* start *

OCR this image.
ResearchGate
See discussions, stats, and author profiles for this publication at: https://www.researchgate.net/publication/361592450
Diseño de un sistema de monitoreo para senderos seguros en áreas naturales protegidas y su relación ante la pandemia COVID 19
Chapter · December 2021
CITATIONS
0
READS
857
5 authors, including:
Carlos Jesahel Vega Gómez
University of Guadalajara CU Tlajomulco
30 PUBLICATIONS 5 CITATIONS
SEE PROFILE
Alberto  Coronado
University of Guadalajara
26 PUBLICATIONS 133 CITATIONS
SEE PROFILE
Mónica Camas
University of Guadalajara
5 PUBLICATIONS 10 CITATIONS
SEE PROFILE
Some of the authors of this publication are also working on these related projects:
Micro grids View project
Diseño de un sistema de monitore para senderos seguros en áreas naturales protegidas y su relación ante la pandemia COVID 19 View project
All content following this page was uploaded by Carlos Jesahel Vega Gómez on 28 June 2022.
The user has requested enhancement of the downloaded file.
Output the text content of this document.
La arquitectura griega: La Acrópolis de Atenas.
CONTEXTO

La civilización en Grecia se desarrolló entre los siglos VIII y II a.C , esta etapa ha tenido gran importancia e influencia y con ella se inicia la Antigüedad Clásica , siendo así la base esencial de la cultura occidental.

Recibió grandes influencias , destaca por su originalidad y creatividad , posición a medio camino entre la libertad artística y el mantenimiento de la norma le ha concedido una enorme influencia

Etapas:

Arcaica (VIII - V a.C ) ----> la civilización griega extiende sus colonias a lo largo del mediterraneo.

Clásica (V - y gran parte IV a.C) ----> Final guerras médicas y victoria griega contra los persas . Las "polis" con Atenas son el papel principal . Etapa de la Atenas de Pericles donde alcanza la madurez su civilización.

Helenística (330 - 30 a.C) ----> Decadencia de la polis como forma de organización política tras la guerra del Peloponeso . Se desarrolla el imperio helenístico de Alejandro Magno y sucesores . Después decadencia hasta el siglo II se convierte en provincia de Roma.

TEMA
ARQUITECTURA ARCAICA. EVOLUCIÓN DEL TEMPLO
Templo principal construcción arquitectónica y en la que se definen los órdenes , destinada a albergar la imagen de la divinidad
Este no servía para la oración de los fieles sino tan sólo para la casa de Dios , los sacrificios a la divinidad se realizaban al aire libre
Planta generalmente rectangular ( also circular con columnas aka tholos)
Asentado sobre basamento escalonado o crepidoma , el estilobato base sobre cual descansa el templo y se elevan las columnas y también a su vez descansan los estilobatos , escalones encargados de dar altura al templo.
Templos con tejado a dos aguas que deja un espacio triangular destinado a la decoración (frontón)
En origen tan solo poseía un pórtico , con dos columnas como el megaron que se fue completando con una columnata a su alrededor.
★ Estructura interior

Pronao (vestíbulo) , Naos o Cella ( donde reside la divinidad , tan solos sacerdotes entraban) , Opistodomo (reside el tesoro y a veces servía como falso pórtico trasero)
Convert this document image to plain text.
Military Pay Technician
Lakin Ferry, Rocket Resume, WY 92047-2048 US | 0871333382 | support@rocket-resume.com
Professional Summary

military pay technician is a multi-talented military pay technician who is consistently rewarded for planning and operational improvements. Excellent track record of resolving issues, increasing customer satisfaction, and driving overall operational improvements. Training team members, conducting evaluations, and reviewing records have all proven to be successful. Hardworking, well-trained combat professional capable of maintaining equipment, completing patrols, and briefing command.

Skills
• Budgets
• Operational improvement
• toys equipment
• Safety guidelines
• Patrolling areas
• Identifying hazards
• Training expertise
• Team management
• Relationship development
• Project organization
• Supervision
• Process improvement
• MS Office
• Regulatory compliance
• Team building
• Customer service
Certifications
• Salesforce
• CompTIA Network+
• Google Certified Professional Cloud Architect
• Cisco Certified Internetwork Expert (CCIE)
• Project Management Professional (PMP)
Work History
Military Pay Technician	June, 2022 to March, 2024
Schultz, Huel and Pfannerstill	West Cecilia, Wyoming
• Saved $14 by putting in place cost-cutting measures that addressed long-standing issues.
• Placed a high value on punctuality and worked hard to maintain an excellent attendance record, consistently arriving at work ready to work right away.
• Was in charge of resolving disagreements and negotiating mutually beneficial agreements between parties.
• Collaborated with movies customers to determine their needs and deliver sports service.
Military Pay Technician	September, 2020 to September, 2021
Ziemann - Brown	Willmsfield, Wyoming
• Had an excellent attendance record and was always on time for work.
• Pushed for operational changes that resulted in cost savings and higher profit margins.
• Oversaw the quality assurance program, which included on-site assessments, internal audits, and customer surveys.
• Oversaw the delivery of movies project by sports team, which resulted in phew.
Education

* end *

* [Task goal] Among the lines of the records above, count those holding the string "Diseño", and report only the number.

* [Final result] 2